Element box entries
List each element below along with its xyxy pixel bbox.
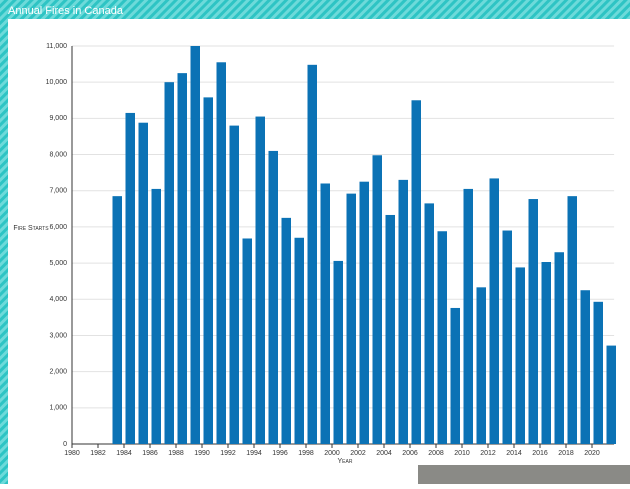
bar: [372, 155, 382, 444]
bar: [593, 301, 603, 444]
bar: [411, 100, 421, 444]
x-tick-label: 2014: [506, 450, 522, 457]
x-tick-label: 2008: [428, 450, 444, 457]
bar: [606, 345, 616, 444]
x-tick-label: 1996: [272, 450, 288, 457]
bar: [476, 287, 486, 444]
y-tick-label: 8,000: [49, 151, 67, 158]
x-tick-label: 1988: [168, 450, 184, 457]
bar: [541, 262, 551, 444]
bar: [255, 116, 265, 445]
bar: [320, 183, 330, 444]
bar: [515, 267, 525, 444]
bar: [385, 214, 395, 444]
x-tick-label: 2016: [532, 450, 548, 457]
bar: [242, 238, 252, 444]
bar: [190, 46, 200, 444]
bar: [450, 307, 460, 444]
y-tick-label: 9,000: [49, 115, 67, 122]
x-tick-label: 1992: [220, 450, 236, 457]
bar: [125, 112, 135, 444]
bar: [177, 73, 187, 445]
bar: [203, 97, 213, 445]
y-axis-title: Fire Starts: [13, 225, 49, 232]
bar: [268, 150, 278, 444]
y-tick-label: 4,000: [49, 296, 67, 303]
x-tick-label: 2010: [454, 450, 470, 457]
bar: [528, 199, 538, 444]
y-tick-label: 0: [63, 441, 67, 448]
x-tick-label: 1984: [116, 450, 132, 457]
x-tick-label: 2020: [584, 450, 600, 457]
bar: [138, 122, 148, 445]
x-tick-label: 1998: [298, 450, 314, 457]
bar: [216, 62, 226, 444]
bar: [294, 237, 304, 444]
chart-title: Annual Fires in Canada: [8, 5, 124, 17]
x-tick-label: 2004: [376, 450, 392, 457]
bar: [567, 196, 577, 444]
bar: [463, 188, 473, 444]
y-tick-label: 10,000: [46, 79, 68, 86]
bar: [554, 252, 564, 444]
x-tick-label: 2000: [324, 450, 340, 457]
y-tick-label: 2,000: [49, 368, 67, 375]
y-tick-label: 6,000: [49, 224, 67, 231]
bar: [151, 188, 161, 444]
x-tick-label: 2018: [558, 450, 574, 457]
bar: [580, 290, 590, 444]
bar: [346, 193, 356, 444]
bar: [164, 82, 174, 444]
x-tick-label: 2006: [402, 450, 418, 457]
y-tick-label: 3,000: [49, 332, 67, 339]
x-tick-label: 2012: [480, 450, 496, 457]
bar: [281, 217, 291, 444]
image-fragment: [418, 465, 630, 484]
y-tick-label: 11,000: [46, 43, 67, 50]
x-tick-label: 2002: [350, 450, 366, 457]
bar: [333, 260, 343, 444]
y-tick-label: 7,000: [49, 188, 67, 195]
bar: [424, 203, 434, 444]
bar: [489, 178, 499, 444]
x-tick-label: 1980: [64, 450, 80, 457]
bar: [359, 181, 369, 444]
y-tick-label: 5,000: [49, 260, 67, 267]
x-tick-label: 1990: [194, 450, 210, 457]
bar: [437, 231, 447, 444]
x-tick-label: 1982: [90, 450, 106, 457]
panel: [8, 19, 630, 484]
bar: [398, 179, 408, 444]
bar: [112, 196, 122, 444]
x-tick-label: 1994: [246, 450, 262, 457]
bar: [307, 64, 317, 444]
y-tick-label: 1,000: [49, 405, 67, 412]
x-tick-label: 1986: [142, 450, 158, 457]
bar: [229, 125, 239, 444]
x-axis-title: Year: [338, 458, 353, 465]
bar: [502, 230, 512, 444]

**Requirements:** Copy each line from the entries above that contains the string "axis", matching case exactly.

**Output of the task:**
y-axis-title: Fire Starts: [13, 225, 49, 232]
x-axis-title: Year: [338, 458, 353, 465]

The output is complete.